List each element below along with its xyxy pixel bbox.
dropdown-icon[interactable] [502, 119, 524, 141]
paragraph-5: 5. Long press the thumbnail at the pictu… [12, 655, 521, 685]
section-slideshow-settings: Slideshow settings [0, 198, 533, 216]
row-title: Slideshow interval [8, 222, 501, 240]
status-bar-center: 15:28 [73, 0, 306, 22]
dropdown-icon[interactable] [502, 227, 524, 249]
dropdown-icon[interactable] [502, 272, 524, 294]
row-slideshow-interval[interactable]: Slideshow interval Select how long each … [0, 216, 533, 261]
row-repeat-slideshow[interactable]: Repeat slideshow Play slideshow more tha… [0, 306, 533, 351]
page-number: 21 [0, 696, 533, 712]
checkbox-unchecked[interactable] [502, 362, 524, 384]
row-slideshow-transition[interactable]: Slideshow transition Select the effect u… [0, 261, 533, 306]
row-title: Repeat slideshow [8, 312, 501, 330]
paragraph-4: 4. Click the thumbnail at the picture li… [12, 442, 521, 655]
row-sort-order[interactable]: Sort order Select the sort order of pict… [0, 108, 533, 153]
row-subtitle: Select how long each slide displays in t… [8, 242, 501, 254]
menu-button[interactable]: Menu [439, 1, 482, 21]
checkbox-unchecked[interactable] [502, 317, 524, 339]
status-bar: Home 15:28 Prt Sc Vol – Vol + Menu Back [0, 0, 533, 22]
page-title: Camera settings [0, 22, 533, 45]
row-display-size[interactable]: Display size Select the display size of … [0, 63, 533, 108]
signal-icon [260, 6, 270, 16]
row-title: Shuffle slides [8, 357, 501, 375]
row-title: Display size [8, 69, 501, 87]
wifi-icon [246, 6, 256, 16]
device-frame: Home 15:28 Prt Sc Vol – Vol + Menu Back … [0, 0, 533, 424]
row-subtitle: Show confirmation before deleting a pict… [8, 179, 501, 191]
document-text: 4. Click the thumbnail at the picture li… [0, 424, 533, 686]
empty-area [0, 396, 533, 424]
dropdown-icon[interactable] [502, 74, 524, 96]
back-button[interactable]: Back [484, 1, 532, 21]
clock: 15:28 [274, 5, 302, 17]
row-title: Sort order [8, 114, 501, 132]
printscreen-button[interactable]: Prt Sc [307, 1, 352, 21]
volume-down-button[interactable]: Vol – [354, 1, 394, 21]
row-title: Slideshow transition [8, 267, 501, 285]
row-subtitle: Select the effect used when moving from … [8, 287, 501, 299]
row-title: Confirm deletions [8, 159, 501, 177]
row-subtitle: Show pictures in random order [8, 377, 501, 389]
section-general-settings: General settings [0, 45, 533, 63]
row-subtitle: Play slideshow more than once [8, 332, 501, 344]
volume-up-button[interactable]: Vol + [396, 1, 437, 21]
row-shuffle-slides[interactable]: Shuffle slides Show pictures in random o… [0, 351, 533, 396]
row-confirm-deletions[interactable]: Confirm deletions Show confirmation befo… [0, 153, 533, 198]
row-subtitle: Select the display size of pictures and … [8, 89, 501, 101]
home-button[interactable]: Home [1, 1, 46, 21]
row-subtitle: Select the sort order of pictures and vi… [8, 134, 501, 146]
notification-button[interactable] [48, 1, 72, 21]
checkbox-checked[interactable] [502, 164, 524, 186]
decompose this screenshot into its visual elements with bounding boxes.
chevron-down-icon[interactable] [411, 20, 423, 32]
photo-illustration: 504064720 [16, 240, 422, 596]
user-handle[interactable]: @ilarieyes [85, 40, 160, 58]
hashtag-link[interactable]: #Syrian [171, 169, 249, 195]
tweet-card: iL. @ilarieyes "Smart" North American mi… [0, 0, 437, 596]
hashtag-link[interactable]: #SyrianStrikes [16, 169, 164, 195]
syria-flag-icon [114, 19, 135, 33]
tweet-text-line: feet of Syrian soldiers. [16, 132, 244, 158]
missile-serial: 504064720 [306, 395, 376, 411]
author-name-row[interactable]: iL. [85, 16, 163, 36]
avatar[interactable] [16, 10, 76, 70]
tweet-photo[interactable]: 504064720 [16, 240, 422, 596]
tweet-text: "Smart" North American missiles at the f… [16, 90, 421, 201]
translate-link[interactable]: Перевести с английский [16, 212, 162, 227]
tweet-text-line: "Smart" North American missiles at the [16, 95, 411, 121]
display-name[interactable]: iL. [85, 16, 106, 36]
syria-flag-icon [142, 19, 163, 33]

**What needs to be done:** Write out the lines of the material above exactly, from its first line up to and including the line containing "status-bar-center: 15:28 [73, 0, 306, 22]".

**Task answer:**
List each element below along with its xyxy pixel bbox.
dropdown-icon[interactable] [502, 119, 524, 141]
paragraph-5: 5. Long press the thumbnail at the pictu… [12, 655, 521, 685]
section-slideshow-settings: Slideshow settings [0, 198, 533, 216]
row-title: Slideshow interval [8, 222, 501, 240]
status-bar-center: 15:28 [73, 0, 306, 22]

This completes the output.